On June 12, 2018, Ruth Watson Lubic, RN, CNM, EdD was awarded the Urban Health Equity Champion award by The New York Academy of Medicine. Here is a copy of her heartwarming award acceptance remarks.
"It is a great honor for me to have been selected for this new and most meaningful New York Academy of Medicine Award. I am grateful to all its selecting bodies. I have been a Fellow of the Academy for over 30 years, thanks to the judgment and thoughtfulness of Bernard Pisani, MD, the Chair of the Maternity Center Association (MCA) Medical Advisory Board, as well as Chairman of The New York Academy of Medicine Board of Trustees.
In the 1970s my duties as Director of MCA involved issues related to maternal and child care, nurse-midwifery education and practice and educational and informational services. MCA had been established in 1918 by the Women's City Club of New York, with Frances Perkins as its first executive. It was she who later served in FDR's Cabinet as Secretary of Labor, and was the first woman and longest serving cabinet member in United States history. It was in the early years of my tenure that young families complained of the nature of hospital care and turned to do-it-yourself home birth. I felt moved to assist them to confront the existing system. I am ever grateful to MCA and its Board for its comprehension and decision to develop and establish a safe and accommodating alternative.

> **EXERCISE DATA**:

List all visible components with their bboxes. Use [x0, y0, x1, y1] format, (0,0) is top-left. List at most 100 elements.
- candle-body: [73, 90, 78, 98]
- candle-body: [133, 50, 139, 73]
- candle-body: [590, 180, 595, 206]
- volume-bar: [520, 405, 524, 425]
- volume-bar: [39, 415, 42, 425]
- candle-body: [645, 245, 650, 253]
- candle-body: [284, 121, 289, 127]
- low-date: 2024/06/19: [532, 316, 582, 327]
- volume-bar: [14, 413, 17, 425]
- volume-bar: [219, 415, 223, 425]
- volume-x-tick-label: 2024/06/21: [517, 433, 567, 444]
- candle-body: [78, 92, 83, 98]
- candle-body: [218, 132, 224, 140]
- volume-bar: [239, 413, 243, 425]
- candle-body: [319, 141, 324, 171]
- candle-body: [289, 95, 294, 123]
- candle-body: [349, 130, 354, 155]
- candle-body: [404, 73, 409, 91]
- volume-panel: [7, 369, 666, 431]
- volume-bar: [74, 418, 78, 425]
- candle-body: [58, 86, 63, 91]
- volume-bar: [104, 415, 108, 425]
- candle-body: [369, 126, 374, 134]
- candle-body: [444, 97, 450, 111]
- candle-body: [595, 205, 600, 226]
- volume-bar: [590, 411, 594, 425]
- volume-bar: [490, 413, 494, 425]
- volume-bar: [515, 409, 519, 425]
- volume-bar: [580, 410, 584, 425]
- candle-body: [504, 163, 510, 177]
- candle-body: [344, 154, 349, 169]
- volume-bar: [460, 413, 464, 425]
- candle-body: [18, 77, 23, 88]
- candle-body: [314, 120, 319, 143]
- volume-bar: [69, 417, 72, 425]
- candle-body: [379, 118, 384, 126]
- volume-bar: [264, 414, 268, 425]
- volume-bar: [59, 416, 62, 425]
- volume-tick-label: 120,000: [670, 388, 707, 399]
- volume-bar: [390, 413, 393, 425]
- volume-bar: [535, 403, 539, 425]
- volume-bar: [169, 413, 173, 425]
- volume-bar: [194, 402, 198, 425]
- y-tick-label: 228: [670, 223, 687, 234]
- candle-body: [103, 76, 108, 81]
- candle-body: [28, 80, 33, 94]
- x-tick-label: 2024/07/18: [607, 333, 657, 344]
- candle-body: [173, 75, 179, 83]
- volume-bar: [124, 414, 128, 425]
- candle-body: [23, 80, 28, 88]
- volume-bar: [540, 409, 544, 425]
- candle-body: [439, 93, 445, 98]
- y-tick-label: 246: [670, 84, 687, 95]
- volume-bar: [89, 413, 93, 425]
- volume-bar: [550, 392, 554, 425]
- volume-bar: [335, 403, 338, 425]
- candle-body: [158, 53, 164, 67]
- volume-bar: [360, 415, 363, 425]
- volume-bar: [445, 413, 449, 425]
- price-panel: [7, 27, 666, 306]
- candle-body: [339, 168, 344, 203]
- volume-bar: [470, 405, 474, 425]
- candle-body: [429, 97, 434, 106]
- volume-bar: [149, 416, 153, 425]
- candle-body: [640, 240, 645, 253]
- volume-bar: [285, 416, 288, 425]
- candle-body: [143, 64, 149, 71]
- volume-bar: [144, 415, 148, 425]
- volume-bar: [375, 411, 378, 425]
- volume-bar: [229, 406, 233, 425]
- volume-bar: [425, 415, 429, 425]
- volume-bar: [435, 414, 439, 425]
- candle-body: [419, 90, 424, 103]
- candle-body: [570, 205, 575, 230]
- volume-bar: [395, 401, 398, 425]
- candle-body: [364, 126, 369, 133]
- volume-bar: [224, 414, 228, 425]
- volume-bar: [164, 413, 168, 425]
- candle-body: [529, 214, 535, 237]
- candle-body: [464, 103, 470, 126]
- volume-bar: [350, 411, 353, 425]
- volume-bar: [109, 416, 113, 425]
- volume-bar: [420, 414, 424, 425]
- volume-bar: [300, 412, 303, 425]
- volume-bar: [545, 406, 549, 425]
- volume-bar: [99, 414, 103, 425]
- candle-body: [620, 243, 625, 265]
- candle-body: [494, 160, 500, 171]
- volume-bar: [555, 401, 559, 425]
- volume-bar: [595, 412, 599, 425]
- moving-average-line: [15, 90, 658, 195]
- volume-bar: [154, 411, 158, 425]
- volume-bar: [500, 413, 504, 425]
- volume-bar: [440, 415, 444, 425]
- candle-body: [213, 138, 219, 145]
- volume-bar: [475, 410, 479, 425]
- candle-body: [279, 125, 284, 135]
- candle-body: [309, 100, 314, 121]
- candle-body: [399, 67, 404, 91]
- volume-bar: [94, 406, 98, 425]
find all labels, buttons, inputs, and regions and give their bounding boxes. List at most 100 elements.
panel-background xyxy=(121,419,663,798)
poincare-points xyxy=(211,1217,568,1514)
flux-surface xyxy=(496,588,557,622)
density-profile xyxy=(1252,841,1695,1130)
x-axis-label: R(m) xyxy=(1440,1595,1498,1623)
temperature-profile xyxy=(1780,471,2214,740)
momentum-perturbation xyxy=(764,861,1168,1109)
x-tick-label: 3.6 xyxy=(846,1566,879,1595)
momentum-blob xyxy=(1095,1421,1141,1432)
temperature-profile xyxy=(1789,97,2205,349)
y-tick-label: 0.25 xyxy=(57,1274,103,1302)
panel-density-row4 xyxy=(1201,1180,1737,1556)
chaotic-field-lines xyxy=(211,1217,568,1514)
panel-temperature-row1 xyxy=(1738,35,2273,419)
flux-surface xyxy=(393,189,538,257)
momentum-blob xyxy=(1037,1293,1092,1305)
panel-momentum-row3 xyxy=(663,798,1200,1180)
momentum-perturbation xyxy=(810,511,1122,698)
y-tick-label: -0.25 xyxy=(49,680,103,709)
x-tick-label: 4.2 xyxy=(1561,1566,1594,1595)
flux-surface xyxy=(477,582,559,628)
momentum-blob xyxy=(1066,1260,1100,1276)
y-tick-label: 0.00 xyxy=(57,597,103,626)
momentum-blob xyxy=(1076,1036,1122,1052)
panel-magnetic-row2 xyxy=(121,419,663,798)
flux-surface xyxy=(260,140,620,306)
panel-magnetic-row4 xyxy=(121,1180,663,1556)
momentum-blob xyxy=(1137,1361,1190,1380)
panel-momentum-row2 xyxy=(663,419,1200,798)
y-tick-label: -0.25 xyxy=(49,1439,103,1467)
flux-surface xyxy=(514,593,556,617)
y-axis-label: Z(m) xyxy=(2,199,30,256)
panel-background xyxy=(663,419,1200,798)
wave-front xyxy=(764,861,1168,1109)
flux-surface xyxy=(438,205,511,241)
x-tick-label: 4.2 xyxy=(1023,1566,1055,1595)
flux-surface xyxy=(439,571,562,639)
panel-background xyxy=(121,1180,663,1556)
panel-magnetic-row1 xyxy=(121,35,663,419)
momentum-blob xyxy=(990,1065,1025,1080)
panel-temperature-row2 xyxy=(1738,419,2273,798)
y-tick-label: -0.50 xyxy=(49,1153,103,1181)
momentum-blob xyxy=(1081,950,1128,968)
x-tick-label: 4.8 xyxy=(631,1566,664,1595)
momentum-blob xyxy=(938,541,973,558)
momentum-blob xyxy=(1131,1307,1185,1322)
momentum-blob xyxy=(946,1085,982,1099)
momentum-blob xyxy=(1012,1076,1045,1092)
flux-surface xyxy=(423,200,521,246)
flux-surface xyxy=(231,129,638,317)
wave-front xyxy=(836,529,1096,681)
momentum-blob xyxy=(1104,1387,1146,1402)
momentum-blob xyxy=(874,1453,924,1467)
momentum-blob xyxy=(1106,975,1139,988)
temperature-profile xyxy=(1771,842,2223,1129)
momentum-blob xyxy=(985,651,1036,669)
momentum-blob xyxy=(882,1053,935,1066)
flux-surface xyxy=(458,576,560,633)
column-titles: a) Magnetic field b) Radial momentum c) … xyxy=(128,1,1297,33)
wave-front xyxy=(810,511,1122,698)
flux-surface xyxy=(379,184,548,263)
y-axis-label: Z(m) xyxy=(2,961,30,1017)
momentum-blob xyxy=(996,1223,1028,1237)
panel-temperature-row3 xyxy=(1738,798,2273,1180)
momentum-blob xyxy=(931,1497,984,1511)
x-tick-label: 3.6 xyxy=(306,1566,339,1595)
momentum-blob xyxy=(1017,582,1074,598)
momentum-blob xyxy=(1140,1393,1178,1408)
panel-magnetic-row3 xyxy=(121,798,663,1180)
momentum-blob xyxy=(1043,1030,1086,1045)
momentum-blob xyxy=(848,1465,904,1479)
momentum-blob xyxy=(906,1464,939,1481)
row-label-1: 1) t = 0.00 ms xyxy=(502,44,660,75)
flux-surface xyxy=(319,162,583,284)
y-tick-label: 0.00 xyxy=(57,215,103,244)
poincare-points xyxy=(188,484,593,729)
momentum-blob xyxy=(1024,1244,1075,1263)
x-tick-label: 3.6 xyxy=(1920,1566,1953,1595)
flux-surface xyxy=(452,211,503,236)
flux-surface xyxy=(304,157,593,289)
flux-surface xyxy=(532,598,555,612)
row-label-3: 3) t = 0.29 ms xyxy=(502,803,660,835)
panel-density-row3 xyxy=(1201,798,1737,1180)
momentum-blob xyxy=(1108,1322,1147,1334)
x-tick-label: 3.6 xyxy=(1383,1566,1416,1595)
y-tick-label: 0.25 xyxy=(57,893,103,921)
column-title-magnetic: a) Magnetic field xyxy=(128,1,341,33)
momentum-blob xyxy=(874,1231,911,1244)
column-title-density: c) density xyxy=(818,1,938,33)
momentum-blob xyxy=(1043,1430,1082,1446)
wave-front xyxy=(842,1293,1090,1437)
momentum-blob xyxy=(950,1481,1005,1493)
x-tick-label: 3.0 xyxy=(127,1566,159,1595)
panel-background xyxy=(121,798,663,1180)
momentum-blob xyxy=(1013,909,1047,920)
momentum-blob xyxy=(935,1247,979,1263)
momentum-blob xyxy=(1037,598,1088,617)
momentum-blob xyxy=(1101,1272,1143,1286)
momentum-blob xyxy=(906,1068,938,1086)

> **WHAT IS EXPECTED**: Using the passage on the Urban Health Equity Champion award, write out everything from "On June 12, 2018, Ruth" down to "award acceptance remarks.", swapping "heartwarming" for "moving".

> **YOUR SOLUTION**:
On June 12, 2018, Ruth Watson Lubic, RN, CNM, EdD was awarded the Urban Health Equity Champion award by The New York Academy of Medicine. Here is a copy of her moving award acceptance remarks.